§ DO THIS
Search the data for the string "шаблон" and extract every line where it appears.

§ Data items
------------------------------------------------------------------------

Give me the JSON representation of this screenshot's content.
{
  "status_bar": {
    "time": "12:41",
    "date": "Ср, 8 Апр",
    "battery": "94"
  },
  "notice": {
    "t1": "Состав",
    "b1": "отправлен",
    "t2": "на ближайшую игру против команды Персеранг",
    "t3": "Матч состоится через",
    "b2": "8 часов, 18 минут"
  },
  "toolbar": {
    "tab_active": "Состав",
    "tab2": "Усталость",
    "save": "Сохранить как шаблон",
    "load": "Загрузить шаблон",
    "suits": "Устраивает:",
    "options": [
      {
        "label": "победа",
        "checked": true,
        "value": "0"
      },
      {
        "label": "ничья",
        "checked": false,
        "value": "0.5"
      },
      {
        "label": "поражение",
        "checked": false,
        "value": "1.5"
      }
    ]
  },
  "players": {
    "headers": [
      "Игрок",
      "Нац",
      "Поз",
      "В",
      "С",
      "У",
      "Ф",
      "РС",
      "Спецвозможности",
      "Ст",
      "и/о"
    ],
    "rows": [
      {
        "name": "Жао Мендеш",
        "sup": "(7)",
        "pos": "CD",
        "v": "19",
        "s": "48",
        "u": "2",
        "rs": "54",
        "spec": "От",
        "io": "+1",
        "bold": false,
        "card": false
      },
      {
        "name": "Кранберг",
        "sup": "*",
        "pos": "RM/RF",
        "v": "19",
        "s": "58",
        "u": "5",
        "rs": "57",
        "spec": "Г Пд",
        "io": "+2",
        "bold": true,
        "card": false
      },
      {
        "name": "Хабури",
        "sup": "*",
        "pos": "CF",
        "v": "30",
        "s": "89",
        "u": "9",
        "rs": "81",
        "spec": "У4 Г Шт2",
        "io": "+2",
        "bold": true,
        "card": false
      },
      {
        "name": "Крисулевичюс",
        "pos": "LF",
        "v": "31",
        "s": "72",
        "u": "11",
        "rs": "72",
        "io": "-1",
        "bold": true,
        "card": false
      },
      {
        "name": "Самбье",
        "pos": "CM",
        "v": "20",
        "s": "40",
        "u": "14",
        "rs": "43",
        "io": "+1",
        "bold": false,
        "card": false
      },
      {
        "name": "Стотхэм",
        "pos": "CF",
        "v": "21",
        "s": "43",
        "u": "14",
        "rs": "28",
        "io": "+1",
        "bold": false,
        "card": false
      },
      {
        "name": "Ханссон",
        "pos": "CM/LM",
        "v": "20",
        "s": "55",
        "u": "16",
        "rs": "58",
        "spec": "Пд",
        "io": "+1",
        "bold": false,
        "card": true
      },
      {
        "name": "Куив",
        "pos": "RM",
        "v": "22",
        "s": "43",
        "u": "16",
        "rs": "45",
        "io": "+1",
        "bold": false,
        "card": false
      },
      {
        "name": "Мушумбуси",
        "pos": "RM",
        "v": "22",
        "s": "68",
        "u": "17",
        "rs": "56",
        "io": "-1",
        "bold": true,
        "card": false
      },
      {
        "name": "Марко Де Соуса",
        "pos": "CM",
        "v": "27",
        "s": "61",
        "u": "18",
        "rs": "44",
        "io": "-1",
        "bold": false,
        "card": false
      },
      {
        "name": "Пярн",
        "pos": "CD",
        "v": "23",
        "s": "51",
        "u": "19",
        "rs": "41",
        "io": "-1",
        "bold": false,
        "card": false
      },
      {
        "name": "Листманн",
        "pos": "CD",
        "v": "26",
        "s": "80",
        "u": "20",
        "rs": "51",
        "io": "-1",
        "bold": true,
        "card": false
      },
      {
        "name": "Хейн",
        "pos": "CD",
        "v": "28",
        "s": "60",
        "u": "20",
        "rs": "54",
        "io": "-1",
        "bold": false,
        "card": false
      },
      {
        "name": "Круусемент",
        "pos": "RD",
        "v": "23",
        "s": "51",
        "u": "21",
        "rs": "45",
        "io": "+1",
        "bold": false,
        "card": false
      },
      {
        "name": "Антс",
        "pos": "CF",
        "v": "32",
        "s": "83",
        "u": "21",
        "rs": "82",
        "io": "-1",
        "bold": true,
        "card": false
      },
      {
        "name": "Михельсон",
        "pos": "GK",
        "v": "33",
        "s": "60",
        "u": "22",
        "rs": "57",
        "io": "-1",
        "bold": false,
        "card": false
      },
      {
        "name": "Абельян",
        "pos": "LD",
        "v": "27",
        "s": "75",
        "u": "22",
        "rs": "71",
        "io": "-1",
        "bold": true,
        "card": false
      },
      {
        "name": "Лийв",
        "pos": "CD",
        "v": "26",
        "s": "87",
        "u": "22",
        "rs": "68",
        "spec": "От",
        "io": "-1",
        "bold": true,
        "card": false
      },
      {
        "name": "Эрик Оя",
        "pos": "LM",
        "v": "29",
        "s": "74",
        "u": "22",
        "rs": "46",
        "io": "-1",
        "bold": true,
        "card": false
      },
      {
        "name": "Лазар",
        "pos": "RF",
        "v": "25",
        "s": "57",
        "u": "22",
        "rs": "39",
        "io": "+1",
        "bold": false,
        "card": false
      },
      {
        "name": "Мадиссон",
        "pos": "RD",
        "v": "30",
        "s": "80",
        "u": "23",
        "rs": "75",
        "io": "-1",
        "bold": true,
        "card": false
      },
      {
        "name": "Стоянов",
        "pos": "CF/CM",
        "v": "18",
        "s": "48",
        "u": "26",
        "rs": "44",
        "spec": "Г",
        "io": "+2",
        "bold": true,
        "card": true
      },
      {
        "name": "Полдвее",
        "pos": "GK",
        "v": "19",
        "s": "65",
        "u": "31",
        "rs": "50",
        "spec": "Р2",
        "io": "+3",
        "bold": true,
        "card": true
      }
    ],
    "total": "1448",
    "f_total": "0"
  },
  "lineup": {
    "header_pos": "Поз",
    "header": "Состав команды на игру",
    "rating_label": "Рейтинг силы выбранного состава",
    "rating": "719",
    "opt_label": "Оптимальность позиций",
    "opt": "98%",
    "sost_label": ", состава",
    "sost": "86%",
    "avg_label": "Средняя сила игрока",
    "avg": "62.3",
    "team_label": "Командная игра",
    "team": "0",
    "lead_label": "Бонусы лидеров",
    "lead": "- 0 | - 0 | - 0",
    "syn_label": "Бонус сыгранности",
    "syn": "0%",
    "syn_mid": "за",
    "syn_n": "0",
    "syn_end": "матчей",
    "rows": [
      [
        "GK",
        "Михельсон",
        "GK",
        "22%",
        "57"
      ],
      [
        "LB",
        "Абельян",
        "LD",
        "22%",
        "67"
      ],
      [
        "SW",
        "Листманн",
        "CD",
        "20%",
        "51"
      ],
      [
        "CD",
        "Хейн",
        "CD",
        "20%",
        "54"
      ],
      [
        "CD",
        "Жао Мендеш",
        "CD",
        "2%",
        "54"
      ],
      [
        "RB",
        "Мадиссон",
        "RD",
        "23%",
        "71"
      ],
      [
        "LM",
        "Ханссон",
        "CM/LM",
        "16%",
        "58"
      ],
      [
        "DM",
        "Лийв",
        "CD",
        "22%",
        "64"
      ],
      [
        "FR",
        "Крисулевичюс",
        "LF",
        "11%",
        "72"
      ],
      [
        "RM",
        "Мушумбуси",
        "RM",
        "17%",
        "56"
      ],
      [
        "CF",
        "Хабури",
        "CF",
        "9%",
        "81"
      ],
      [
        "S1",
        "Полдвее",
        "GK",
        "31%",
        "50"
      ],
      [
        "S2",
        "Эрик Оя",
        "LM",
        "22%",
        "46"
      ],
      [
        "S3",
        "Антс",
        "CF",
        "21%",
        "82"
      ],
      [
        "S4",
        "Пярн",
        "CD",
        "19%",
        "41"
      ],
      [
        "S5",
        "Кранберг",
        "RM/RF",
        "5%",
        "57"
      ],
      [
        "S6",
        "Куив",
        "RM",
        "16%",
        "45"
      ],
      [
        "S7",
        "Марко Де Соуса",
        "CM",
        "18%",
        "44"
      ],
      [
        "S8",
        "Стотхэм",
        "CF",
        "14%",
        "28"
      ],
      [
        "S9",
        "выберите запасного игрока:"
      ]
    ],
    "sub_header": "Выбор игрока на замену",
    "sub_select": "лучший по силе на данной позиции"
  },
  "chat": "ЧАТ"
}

------------------------------------------------------------------------

§ EXERCISE ANSWER
    "save": "Сохранить как шаблон",
    "load": "Загрузить шаблон",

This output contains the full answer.